- [EXERCISE DETAILS]:
All of the lines below are to be printed again exactly; images are excluded from the output.

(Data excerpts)
◆ ◆ ◆

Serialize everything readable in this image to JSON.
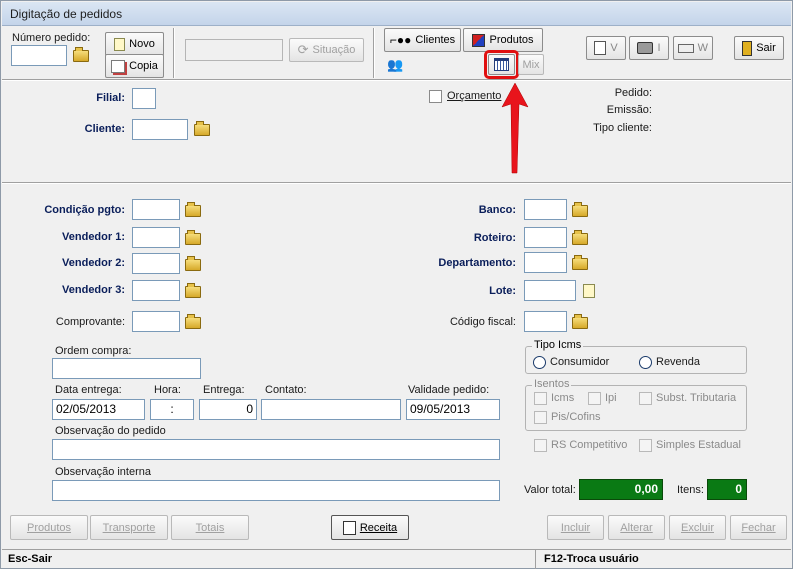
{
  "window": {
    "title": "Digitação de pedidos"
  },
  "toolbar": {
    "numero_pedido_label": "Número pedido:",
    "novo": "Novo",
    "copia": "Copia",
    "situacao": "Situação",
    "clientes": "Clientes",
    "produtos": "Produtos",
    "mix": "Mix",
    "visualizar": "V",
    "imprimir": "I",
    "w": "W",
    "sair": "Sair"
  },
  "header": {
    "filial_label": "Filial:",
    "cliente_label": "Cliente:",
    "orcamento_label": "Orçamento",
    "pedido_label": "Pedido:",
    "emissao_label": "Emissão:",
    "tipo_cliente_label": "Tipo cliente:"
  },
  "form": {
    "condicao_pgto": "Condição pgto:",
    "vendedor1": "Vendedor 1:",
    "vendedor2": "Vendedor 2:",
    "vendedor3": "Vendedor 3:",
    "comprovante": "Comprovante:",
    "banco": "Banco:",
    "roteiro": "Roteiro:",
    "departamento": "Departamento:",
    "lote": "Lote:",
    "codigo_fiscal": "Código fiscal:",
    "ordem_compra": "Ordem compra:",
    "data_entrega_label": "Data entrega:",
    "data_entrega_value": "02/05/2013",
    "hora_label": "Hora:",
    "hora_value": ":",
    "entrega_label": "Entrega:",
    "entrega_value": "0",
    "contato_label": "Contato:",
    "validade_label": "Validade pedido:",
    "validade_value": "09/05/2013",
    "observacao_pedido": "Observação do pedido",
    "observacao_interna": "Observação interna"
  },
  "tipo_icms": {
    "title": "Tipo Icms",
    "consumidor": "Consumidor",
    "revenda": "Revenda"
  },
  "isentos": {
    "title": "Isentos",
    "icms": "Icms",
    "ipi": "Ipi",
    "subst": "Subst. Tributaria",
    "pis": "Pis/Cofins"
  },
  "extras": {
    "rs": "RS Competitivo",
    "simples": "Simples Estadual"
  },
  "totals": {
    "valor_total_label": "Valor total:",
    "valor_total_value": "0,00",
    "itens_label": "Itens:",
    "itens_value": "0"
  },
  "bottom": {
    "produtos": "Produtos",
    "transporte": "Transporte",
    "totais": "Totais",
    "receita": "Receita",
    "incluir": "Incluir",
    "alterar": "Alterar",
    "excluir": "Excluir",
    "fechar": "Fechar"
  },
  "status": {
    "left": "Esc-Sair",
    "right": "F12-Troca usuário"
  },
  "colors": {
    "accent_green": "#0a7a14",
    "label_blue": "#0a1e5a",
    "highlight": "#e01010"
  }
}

◆ ◆ ◆

- [OUTPUT BELOW]:
Serialize everything readable in this image to JSON.
{
  "window": {
    "title": "Digitação de pedidos"
  },
  "toolbar": {
    "numero_pedido_label": "Número pedido:",
    "novo": "Novo",
    "copia": "Copia",
    "situacao": "Situação",
    "clientes": "Clientes",
    "produtos": "Produtos",
    "mix": "Mix",
    "visualizar": "V",
    "imprimir": "I",
    "w": "W",
    "sair": "Sair"
  },
  "header": {
    "filial_label": "Filial:",
    "cliente_label": "Cliente:",
    "orcamento_label": "Orçamento",
    "pedido_label": "Pedido:",
    "emissao_label": "Emissão:",
    "tipo_cliente_label": "Tipo cliente:"
  },
  "form": {
    "condicao_pgto": "Condição pgto:",
    "vendedor1": "Vendedor 1:",
    "vendedor2": "Vendedor 2:",
    "vendedor3": "Vendedor 3:",
    "comprovante": "Comprovante:",
    "banco": "Banco:",
    "roteiro": "Roteiro:",
    "departamento": "Departamento:",
    "lote": "Lote:",
    "codigo_fiscal": "Código fiscal:",
    "ordem_compra": "Ordem compra:",
    "data_entrega_label": "Data entrega:",
    "data_entrega_value": "02/05/2013",
    "hora_label": "Hora:",
    "hora_value": ":",
    "entrega_label": "Entrega:",
    "entrega_value": "0",
    "contato_label": "Contato:",
    "validade_label": "Validade pedido:",
    "validade_value": "09/05/2013",
    "observacao_pedido": "Observação do pedido",
    "observacao_interna": "Observação interna"
  },
  "tipo_icms": {
    "title": "Tipo Icms",
    "consumidor": "Consumidor",
    "revenda": "Revenda"
  },
  "isentos": {
    "title": "Isentos",
    "icms": "Icms",
    "ipi": "Ipi",
    "subst": "Subst. Tributaria",
    "pis": "Pis/Cofins"
  },
  "extras": {
    "rs": "RS Competitivo",
    "simples": "Simples Estadual"
  },
  "totals": {
    "valor_total_label": "Valor total:",
    "valor_total_value": "0,00",
    "itens_label": "Itens:",
    "itens_value": "0"
  },
  "bottom": {
    "produtos": "Produtos",
    "transporte": "Transporte",
    "totais": "Totais",
    "receita": "Receita",
    "incluir": "Incluir",
    "alterar": "Alterar",
    "excluir": "Excluir",
    "fechar": "Fechar"
  },
  "status": {
    "left": "Esc-Sair",
    "right": "F12-Troca usuário"
  },
  "colors": {
    "accent_green": "#0a7a14",
    "label_blue": "#0a1e5a",
    "highlight": "#e01010"
  }
}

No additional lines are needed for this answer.